### TASK INPUT
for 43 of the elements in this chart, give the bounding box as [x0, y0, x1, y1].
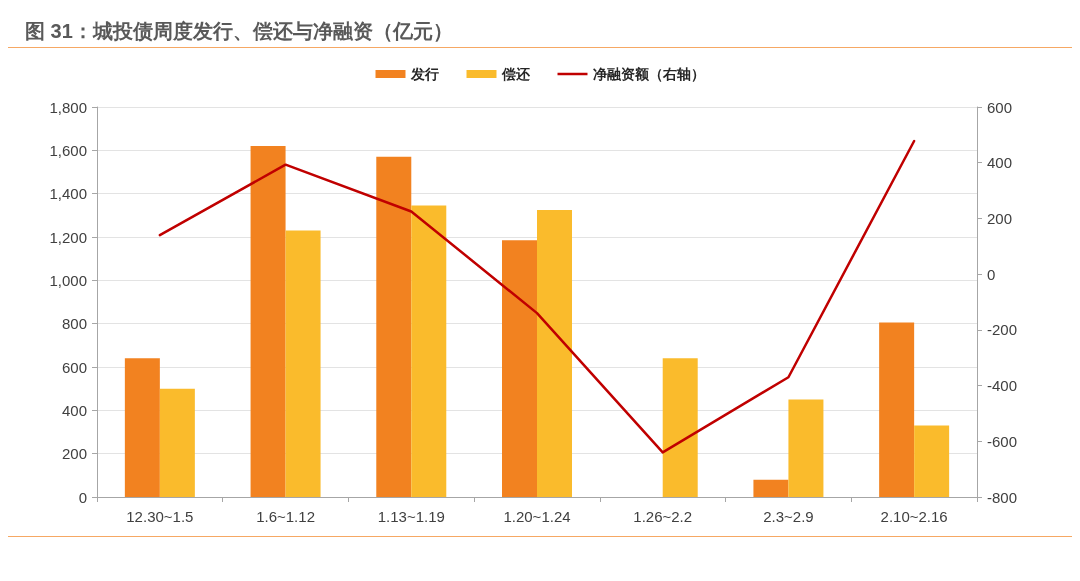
bar: [788, 399, 824, 497]
y2-tick-label: -400: [987, 377, 1018, 395]
y2-tick-label: -800: [987, 488, 1018, 506]
y2-tick-label: 0: [987, 265, 996, 283]
bar: [376, 156, 412, 497]
y-tick-label: 0: [78, 488, 87, 506]
bar: [537, 209, 572, 497]
bar: [753, 479, 789, 497]
y-tick-label: 1,800: [49, 98, 87, 116]
y2-tick-label: -600: [987, 432, 1018, 450]
x-tick-label: 2.3~2.9: [763, 508, 814, 525]
y-tick-label: 600: [61, 358, 87, 376]
legend-label: 偿还: [500, 66, 531, 82]
bar: [662, 358, 698, 497]
bar: [250, 146, 286, 497]
bar: [285, 230, 321, 497]
x-tick-label: 2.10~2.16: [880, 508, 948, 525]
legend-label: 净融资额（右轴）: [592, 66, 705, 82]
y-tick-label: 400: [61, 401, 87, 419]
legend-label: 发行: [409, 66, 439, 82]
y2-tick-label: -200: [987, 321, 1018, 339]
bar: [914, 425, 950, 497]
x-tick-label: 1.26~2.2: [633, 508, 693, 525]
y-tick-label: 1,200: [49, 228, 87, 246]
bar: [159, 388, 195, 497]
bar: [124, 358, 160, 497]
bar: [879, 322, 915, 497]
y2-tick-label: 200: [987, 209, 1013, 227]
x-tick-label: 1.13~1.19: [377, 508, 445, 525]
line-series: [158, 139, 916, 454]
y-tick-label: 1,400: [49, 185, 87, 203]
y2-tick-label: 600: [987, 98, 1013, 116]
bar: [411, 205, 447, 497]
y-tick-label: 1,600: [49, 141, 87, 159]
chart-title: 图 31：城投债周度发行、偿还与净融资（亿元）: [25, 20, 453, 42]
bar: [502, 240, 537, 497]
x-tick-label: 1.20~1.24: [503, 508, 571, 525]
x-tick-label: 1.6~1.12: [256, 508, 315, 525]
y-tick-label: 200: [61, 445, 87, 463]
y-tick-label: 1,000: [49, 271, 87, 289]
x-tick-label: 12.30~1.5: [126, 508, 194, 525]
y-tick-label: 800: [61, 315, 87, 333]
y2-tick-label: 400: [987, 154, 1013, 172]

### THE TASK
Reproduce the listing with every "bar" replaced by "column" and everything else left unchanged. Omit the pictures.

### ANSWER TO THIS TASK
for 43 of the elements in this chart, give the bounding box as [x0, y0, x1, y1].
column: [788, 399, 824, 497]
y2-tick-label: -400: [987, 377, 1018, 395]
y2-tick-label: -800: [987, 488, 1018, 506]
y2-tick-label: 0: [987, 265, 996, 283]
column: [376, 156, 412, 497]
y-tick-label: 0: [78, 488, 87, 506]
column: [537, 209, 572, 497]
column: [753, 479, 789, 497]
y-tick-label: 1,800: [49, 98, 87, 116]
y2-tick-label: -600: [987, 432, 1018, 450]
x-tick-label: 2.3~2.9: [763, 508, 814, 525]
y-tick-label: 600: [61, 358, 87, 376]
legend-label: 偿还: [500, 66, 531, 82]
column: [662, 358, 698, 497]
column: [250, 146, 286, 497]
column: [285, 230, 321, 497]
x-tick-label: 2.10~2.16: [880, 508, 948, 525]
legend-label: 净融资额（右轴）: [592, 66, 705, 82]
y-tick-label: 400: [61, 401, 87, 419]
legend-label: 发行: [409, 66, 439, 82]
y2-tick-label: -200: [987, 321, 1018, 339]
column: [914, 425, 950, 497]
x-tick-label: 1.26~2.2: [633, 508, 693, 525]
y-tick-label: 1,200: [49, 228, 87, 246]
column: [159, 388, 195, 497]
column: [124, 358, 160, 497]
column: [879, 322, 915, 497]
y2-tick-label: 200: [987, 209, 1013, 227]
x-tick-label: 1.13~1.19: [377, 508, 445, 525]
line-series: [158, 139, 916, 454]
y-tick-label: 1,400: [49, 185, 87, 203]
y2-tick-label: 600: [987, 98, 1013, 116]
column: [411, 205, 447, 497]
y-tick-label: 1,600: [49, 141, 87, 159]
chart-title: 图 31：城投债周度发行、偿还与净融资（亿元）: [25, 20, 453, 42]
column: [502, 240, 537, 497]
x-tick-label: 1.20~1.24: [503, 508, 571, 525]
x-tick-label: 1.6~1.12: [256, 508, 315, 525]
y-tick-label: 200: [61, 445, 87, 463]
y-tick-label: 1,000: [49, 271, 87, 289]
x-tick-label: 12.30~1.5: [126, 508, 194, 525]
y-tick-label: 800: [61, 315, 87, 333]
y2-tick-label: 400: [987, 154, 1013, 172]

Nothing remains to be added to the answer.